------ WORKING DATA ------

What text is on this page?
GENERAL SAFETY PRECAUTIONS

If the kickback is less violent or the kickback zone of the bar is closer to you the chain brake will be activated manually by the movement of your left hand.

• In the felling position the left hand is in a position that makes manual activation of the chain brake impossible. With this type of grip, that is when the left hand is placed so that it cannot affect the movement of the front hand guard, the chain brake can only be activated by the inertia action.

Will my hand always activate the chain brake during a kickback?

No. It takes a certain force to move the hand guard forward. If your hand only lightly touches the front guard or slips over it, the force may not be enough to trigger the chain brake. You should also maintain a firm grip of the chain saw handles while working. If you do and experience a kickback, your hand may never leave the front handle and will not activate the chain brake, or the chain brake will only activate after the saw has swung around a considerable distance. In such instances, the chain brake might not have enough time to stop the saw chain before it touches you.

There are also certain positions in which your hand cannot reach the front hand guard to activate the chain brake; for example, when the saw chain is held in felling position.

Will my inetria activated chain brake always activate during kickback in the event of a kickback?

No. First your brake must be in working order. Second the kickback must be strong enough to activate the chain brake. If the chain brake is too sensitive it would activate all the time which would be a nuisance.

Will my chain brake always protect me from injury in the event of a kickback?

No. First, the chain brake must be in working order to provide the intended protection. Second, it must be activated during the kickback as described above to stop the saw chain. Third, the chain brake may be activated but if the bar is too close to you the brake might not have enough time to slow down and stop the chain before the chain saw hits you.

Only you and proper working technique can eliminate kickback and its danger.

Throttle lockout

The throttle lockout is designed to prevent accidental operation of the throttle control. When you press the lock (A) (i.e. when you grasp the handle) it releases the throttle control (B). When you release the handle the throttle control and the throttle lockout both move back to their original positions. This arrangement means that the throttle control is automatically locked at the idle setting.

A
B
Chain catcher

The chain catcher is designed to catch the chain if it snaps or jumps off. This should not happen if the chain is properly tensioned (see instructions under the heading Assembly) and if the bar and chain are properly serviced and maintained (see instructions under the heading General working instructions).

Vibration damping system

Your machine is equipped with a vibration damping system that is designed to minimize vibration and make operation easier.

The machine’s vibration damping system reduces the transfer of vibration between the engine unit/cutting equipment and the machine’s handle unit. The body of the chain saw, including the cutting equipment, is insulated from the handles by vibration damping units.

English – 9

------

## [TASK STATEMENT]
Reproduce the listing shown above in its entirety, exactly.

## [EXERCISE ANSWER]
What text is on this page?
GENERAL SAFETY PRECAUTIONS

If the kickback is less violent or the kickback zone of the bar is closer to you the chain brake will be activated manually by the movement of your left hand.

• In the felling position the left hand is in a position that makes manual activation of the chain brake impossible. With this type of grip, that is when the left hand is placed so that it cannot affect the movement of the front hand guard, the chain brake can only be activated by the inertia action.

Will my hand always activate the chain brake during a kickback?

No. It takes a certain force to move the hand guard forward. If your hand only lightly touches the front guard or slips over it, the force may not be enough to trigger the chain brake. You should also maintain a firm grip of the chain saw handles while working. If you do and experience a kickback, your hand may never leave the front handle and will not activate the chain brake, or the chain brake will only activate after the saw has swung around a considerable distance. In such instances, the chain brake might not have enough time to stop the saw chain before it touches you.

There are also certain positions in which your hand cannot reach the front hand guard to activate the chain brake; for example, when the saw chain is held in felling position.

Will my inetria activated chain brake always activate during kickback in the event of a kickback?

No. First your brake must be in working order. Second the kickback must be strong enough to activate the chain brake. If the chain brake is too sensitive it would activate all the time which would be a nuisance.

Will my chain brake always protect me from injury in the event of a kickback?

No. First, the chain brake must be in working order to provide the intended protection. Second, it must be activated during the kickback as described above to stop the saw chain. Third, the chain brake may be activated but if the bar is too close to you the brake might not have enough time to slow down and stop the chain before the chain saw hits you.

Only you and proper working technique can eliminate kickback and its danger.

Throttle lockout

The throttle lockout is designed to prevent accidental operation of the throttle control. When you press the lock (A) (i.e. when you grasp the handle) it releases the throttle control (B). When you release the handle the throttle control and the throttle lockout both move back to their original positions. This arrangement means that the throttle control is automatically locked at the idle setting.

A
B
Chain catcher

The chain catcher is designed to catch the chain if it snaps or jumps off. This should not happen if the chain is properly tensioned (see instructions under the heading Assembly) and if the bar and chain are properly serviced and maintained (see instructions under the heading General working instructions).

Vibration damping system

Your machine is equipped with a vibration damping system that is designed to minimize vibration and make operation easier.

The machine’s vibration damping system reduces the transfer of vibration between the engine unit/cutting equipment and the machine’s handle unit. The body of the chain saw, including the cutting equipment, is insulated from the handles by vibration damping units.

English – 9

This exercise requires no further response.